Short exercise ->
In the entries below, find every line with "JSON" and copy it.

Dataset rows about figures
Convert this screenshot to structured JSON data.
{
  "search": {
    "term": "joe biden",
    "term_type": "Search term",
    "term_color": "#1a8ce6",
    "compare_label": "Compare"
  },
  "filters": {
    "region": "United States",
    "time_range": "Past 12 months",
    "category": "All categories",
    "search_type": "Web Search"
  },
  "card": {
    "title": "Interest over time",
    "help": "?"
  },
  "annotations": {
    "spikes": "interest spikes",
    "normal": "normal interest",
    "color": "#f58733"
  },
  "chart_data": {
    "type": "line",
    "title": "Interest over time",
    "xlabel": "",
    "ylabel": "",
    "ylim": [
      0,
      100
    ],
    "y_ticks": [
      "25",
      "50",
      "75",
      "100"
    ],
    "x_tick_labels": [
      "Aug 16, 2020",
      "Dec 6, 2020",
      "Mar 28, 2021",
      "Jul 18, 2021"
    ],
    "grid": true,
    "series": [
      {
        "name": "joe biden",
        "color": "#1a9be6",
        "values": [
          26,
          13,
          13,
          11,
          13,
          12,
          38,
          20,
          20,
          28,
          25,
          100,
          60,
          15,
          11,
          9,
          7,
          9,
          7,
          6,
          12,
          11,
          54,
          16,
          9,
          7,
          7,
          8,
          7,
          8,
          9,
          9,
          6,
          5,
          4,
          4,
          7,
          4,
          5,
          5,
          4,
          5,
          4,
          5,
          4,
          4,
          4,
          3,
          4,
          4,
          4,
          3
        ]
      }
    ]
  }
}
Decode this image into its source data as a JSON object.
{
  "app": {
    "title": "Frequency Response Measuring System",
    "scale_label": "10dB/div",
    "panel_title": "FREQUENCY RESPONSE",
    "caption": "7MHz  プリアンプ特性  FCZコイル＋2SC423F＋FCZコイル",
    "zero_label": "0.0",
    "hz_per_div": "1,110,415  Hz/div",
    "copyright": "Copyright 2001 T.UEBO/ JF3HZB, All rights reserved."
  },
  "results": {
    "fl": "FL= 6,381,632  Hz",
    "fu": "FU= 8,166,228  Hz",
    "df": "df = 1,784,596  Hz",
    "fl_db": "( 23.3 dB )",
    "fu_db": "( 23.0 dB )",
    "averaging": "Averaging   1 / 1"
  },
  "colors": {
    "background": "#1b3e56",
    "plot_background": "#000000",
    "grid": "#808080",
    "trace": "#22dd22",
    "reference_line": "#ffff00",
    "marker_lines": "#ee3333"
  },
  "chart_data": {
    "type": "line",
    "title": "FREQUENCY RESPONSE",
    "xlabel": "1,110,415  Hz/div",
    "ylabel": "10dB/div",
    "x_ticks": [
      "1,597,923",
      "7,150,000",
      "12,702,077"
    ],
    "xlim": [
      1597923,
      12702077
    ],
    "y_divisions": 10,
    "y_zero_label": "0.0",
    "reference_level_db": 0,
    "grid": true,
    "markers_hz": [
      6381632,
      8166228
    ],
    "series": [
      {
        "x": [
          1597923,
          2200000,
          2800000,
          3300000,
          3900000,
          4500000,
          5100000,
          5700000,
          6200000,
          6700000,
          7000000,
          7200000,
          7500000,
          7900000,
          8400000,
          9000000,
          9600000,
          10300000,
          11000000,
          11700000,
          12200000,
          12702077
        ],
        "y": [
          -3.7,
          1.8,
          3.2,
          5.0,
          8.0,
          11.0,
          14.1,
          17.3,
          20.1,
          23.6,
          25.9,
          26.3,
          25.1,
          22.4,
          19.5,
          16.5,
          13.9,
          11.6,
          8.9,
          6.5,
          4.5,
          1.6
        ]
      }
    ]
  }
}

Task answer ->
Convert this screenshot to structured JSON data.
Decode this image into its source data as a JSON object.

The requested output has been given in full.